Retype every entry word for word.

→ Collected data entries
━━━━━━━━━━━━━━━━━━━━
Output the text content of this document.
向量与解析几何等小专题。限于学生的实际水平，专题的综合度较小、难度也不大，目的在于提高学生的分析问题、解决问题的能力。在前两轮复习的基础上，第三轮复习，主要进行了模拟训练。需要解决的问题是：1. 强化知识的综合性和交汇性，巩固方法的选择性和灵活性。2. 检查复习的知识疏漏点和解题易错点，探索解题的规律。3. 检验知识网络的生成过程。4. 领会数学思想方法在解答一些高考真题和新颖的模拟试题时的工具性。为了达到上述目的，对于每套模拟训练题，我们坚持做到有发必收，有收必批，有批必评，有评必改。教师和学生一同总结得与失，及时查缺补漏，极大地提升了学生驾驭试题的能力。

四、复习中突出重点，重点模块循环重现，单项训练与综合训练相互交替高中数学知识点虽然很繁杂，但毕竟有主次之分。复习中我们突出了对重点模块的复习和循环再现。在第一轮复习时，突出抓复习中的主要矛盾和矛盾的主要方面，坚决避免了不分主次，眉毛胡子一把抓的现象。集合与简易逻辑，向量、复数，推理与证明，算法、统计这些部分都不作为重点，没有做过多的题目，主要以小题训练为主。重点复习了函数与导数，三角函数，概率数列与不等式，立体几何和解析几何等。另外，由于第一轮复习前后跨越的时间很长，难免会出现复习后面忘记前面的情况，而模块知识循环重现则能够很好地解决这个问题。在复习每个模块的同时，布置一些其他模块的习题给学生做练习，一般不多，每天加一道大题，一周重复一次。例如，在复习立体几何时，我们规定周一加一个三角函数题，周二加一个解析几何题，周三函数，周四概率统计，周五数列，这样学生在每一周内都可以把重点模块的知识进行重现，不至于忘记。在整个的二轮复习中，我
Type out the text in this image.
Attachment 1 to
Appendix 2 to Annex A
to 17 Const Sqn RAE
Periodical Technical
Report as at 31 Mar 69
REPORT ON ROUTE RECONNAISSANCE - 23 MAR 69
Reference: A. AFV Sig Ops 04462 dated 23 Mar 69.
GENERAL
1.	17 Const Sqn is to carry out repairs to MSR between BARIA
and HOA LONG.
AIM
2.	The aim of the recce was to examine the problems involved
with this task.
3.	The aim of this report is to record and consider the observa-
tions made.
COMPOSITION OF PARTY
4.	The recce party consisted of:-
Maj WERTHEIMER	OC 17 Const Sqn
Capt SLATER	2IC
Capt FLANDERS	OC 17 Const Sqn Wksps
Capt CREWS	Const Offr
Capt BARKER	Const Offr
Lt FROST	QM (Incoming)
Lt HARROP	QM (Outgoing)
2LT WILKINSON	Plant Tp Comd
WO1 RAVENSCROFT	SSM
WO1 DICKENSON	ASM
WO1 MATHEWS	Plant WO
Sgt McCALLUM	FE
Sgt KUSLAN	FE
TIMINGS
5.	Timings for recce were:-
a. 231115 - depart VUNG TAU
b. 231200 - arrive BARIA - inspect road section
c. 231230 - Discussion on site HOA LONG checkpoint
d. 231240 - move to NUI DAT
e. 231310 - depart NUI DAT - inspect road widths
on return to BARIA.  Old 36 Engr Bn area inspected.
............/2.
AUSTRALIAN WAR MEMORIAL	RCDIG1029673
━━━━━━━━━━━━━━━━━━━━
→ WRITTEN SOLUTION
Output the text content of this document.
向量与解析几何等小专题。限于学生的实际水平，专题的综合度较小、难度也不大，目的在于提高学生的分析问题、解决问题的能力。在前两轮复习的基础上，第三轮复习，主要进行了模拟训练。需要解决的问题是：1. 强化知识的综合性和交汇性，巩固方法的选择性和灵活性。2. 检查复习的知识疏漏点和解题易错点，探索解题的规律。3. 检验知识网络的生成过程。4. 领会数学思想方法在解答一些高考真题和新颖的模拟试题时的工具性。为了达到上述目的，对于每套模拟训练题，我们坚持做到有发必收，有收必批，有批必评，有评必改。教师和学生一同总结得与失，及时查缺补漏，极大地提升了学生驾驭试题的能力。

四、复习中突出重点，重点模块循环重现，单项训练与综合训练相互交替高中数学知识点虽然很繁杂，但毕竟有主次之分。复习中我们突出了对重点模块的复习和循环再现。在第一轮复习时，突出抓复习中的主要矛盾和矛盾的主要方面，坚决避免了不分主次，眉毛胡子一把抓的现象。集合与简易逻辑，向量、复数，推理与证明，算法、统计这些部分都不作为重点，没有做过多的题目，主要以小题训练为主。重点复习了函数与导数，三角函数，概率数列与不等式，立体几何和解析几何等。另外，由于第一轮复习前后跨越的时间很长，难免会出现复习后面忘记前面的情况，而模块知识循环重现则能够很好地解决这个问题。在复习每个模块的同时，布置一些其他模块的习题给学生做练习，一般不多，每天加一道大题，一周重复一次。例如，在复习立体几何时，我们规定周一加一个三角函数题，周二加一个解析几何题，周三函数，周四概率统计，周五数列，这样学生在每一周内都可以把重点模块的知识进行重现，不至于忘记。在整个的二轮复习中，我
Type out the text in this image.
Attachment 1 to
Appendix 2 to Annex A
to 17 Const Sqn RAE
Periodical Technical
Report as at 31 Mar 69
REPORT ON ROUTE RECONNAISSANCE - 23 MAR 69
Reference: A. AFV Sig Ops 04462 dated 23 Mar 69.
GENERAL
1.	17 Const Sqn is to carry out repairs to MSR between BARIA
and HOA LONG.
AIM
2.	The aim of the recce was to examine the problems involved
with this task.
3.	The aim of this report is to record and consider the observa-
tions made.
COMPOSITION OF PARTY
4.	The recce party consisted of:-
Maj WERTHEIMER	OC 17 Const Sqn
Capt SLATER	2IC
Capt FLANDERS	OC 17 Const Sqn Wksps
Capt CREWS	Const Offr
Capt BARKER	Const Offr
Lt FROST	QM (Incoming)
Lt HARROP	QM (Outgoing)
2LT WILKINSON	Plant Tp Comd
WO1 RAVENSCROFT	SSM
WO1 DICKENSON	ASM
WO1 MATHEWS	Plant WO
Sgt McCALLUM	FE
Sgt KUSLAN	FE
TIMINGS
5.	Timings for recce were:-
a. 231115 - depart VUNG TAU
b. 231200 - arrive BARIA - inspect road section
c. 231230 - Discussion on site HOA LONG checkpoint
d. 231240 - move to NUI DAT
e. 231310 - depart NUI DAT - inspect road widths
on return to BARIA.  Old 36 Engr Bn area inspected.
............/2.
AUSTRALIAN WAR MEMORIAL	RCDIG1029673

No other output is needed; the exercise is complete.